* [To do]:
(1) In the piece about Marlayna, turn the paragraph beginning "And Bruce has taken over the cooking" into a short list that keeps its main facts.
(2) For each statement below, say whether it agrees with the piece about Marlayna. Answer yes or no, and quote the deciding words.
(a) Bruce was stationed at the Strategic Air Command in Omaha.
(b) Her first marriage ended because of her cooking.
(c) She was a blonde during her first marriage.
(3) Carry the piece about Marlayna on past its last sentence.

* [Extract to read]:
In the course of her marriage, she had two sons. She said her boys used a lot of ketchup growing up. They used it to cover most of her meals.
The first marriage didn’t last, but it wasn’t because of her cooking. Her husband was patient. He had gone on to get a degree, taught science at the local college, and helped with raising two boys. She and a friend had their own beauty shop, called Adam and Eve’s. One time the two of them went to a Cosmetologist Convention in Omaha. In the hotel bar one night, she struck up a conversation with a charismatic man with a French accent. He was born in Quebec, but was stationed at the Strategic Air Command in Omaha with the service. They began talking and she had never known such intriguing conversation. This man, named Bruce, massaged her feet and told her he was a lawyer. Only much later he corrected her understanding. He said he had told her he was a “liar” with the French inflection.
She went home from the convention, got a divorce, and married Bruce. They are well matched. He is the steadying influence in her life, yet he is funny and on their frequent car trips, he strikes up conversations with strangers, inventing stories and mimicking accents so that they think he is knowledgeable in their own areas of expertise.
We won’t feel sorry for the first husband. He is remarried to someone who can cook and his life is much calmer. He and Marlayna remain friends. During her first marriage she was a brunette named Marlene. In her second, she is a blonde with a name change. It suits her.
And Bruce has taken over the cooking in their home. He is retired now, and has taken on the role of house husband. He cooks, he vacuums, and he keeps everything in order. She continues to run her beauty shop- boutique, now called Marlayna’s, with the sub title, Wigging Out, for the wigs she specializes in. Bruce takes her to work, brings her lunch at noon, and picks her up at closing time. She has it good. She chooses to keep working as she enjoys the customers. They exchange gossip, she reads them their horoscopes, tells them of her latest money making scheme, enthusiastically sells them her newest purchases from the Denver Market .purses, jewelry, jackets, long skirts, each a one of a kind item. And she sells wigs. She convinces everyone how important it is to have one on hand for days they can’t get an appointment with her. Each customer is now a friend and leaves her shop with a lighter step, for she has encouraged them and solved all their problems.

* [Provided information]:
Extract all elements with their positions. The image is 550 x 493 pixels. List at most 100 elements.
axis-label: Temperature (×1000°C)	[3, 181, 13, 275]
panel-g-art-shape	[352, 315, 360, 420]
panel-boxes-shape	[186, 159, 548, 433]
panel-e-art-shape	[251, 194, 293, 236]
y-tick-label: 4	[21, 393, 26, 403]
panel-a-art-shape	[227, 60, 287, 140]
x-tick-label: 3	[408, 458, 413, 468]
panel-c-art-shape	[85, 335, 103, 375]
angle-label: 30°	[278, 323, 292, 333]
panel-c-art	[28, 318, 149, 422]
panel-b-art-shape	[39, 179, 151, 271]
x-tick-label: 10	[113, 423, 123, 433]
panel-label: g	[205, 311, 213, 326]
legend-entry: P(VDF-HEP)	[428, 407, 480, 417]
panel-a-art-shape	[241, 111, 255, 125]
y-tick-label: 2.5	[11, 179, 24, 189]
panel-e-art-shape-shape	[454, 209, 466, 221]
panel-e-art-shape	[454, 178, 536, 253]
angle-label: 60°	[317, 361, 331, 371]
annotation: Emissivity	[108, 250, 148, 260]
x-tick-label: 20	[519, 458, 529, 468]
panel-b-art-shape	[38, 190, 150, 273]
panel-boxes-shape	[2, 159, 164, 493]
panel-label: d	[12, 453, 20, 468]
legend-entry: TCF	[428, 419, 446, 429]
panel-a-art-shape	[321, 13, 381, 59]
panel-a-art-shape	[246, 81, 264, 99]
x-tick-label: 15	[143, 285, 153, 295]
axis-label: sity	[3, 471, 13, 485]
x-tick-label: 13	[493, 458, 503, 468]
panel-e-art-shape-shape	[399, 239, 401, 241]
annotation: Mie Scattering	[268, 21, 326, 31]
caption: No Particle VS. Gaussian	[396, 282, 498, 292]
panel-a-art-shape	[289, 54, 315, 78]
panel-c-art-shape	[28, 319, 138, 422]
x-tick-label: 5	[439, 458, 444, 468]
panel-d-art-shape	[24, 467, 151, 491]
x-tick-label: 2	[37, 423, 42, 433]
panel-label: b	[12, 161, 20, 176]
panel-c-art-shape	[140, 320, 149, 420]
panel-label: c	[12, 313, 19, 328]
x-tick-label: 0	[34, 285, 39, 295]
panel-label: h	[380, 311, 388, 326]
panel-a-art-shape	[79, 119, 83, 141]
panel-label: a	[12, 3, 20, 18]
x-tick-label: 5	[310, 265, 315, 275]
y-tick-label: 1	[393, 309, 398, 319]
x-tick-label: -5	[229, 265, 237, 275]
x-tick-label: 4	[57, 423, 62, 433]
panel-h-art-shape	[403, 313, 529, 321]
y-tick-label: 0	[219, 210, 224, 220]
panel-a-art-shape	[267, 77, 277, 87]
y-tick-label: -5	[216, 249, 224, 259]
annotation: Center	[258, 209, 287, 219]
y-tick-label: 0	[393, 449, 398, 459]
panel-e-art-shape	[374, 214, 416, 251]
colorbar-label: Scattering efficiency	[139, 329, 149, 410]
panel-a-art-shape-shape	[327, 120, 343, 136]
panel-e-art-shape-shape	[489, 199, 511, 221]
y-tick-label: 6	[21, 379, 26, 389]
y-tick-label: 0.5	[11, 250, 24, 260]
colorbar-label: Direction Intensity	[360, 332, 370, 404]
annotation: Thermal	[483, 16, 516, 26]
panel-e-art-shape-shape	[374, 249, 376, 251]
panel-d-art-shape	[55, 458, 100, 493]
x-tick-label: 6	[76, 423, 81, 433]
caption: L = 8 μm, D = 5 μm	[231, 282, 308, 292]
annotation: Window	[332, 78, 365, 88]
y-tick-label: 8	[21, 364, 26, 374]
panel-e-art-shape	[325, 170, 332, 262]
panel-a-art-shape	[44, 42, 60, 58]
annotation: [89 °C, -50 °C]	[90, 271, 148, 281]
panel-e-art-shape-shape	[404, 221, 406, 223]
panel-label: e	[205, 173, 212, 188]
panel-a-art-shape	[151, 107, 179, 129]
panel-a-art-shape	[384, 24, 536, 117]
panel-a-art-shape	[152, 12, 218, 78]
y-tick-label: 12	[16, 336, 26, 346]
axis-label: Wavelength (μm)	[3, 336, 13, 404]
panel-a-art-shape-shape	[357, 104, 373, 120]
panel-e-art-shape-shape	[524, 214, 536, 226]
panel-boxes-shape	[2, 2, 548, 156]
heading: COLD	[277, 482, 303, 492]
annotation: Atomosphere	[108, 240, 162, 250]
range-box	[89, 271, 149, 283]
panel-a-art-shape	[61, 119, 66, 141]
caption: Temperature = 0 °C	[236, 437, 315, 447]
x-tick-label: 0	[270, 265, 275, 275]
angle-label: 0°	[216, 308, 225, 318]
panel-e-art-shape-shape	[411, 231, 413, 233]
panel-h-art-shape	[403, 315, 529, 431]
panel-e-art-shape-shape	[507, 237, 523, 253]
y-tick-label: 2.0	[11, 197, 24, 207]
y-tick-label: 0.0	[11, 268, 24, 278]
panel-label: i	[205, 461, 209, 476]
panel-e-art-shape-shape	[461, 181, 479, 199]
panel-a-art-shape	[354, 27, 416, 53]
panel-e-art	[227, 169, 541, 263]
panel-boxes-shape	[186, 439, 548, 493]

* [Answer list]:
(1)
- Bruce is retired and has become the house husband. He cooks, vacuums and keeps everything in order.
- Marlayna still runs her beauty shop-boutique. It is now called Marlayna's, with the subtitle Wigging Out for the wigs she specializes in.
- Bruce drives her to work, brings her lunch at noon and picks her up at closing time.
- She keeps working because she enjoys the customers. They trade gossip, she reads them their horoscopes and tells them about her latest money-making scheme.
- She sells them her newest one-of-a-kind items from the Denver Market: purses, jewelry, jackets and long skirts.
- She also sells wigs. She convinces customers to keep one on hand for days they can't get an appointment with her.
- Every customer becomes a friend and leaves encouraged.

(2)
(a) Yes: "was stationed at the Strategic Air Command in Omaha with the service"
(b) No: "The first marriage didn’t last, but it wasn’t because of her cooking."
(c) No: "During her first marriage she was a brunette named Marlene."

(3)
One day when I went to my appointment at her shop, I found she had taken over a small room because it had more atmosphere. After she washed a customer’s hair in the main salon, she would take her into the smaller room to comb and set it. The room was dim, cozy, and an Italian tenor sang from the tape player. Several friends sat on the carpeted floor laughing and talking as she backcombed her client’s hair. They were not there to have their hair fixed. She was a people-magnet.
Suddenly, smoke! As she swished around, her flowing long skirt had caught fire from a candle she had lit on a low shelf beside her work space the candle was intended to add to the atmosphere. The accident was discovered quickly enough that the flames were extinguished. The only damage was that one side of her skirt was shorter than the other. She quickly turned her skirt so that it was stylishly shorter in front and went on with her work without missing a beat.
She never gets upset.
One day Bruce and Marlayna were talking in their kitchen when they both decided they needed a snack. They opened the refrigerator and spied the left over cherry Jell-O at the same time. Simultaneously, they made a grab for it.
“It’s mine,” she said.
“I saw it first,” he said. “And besides, I made it.”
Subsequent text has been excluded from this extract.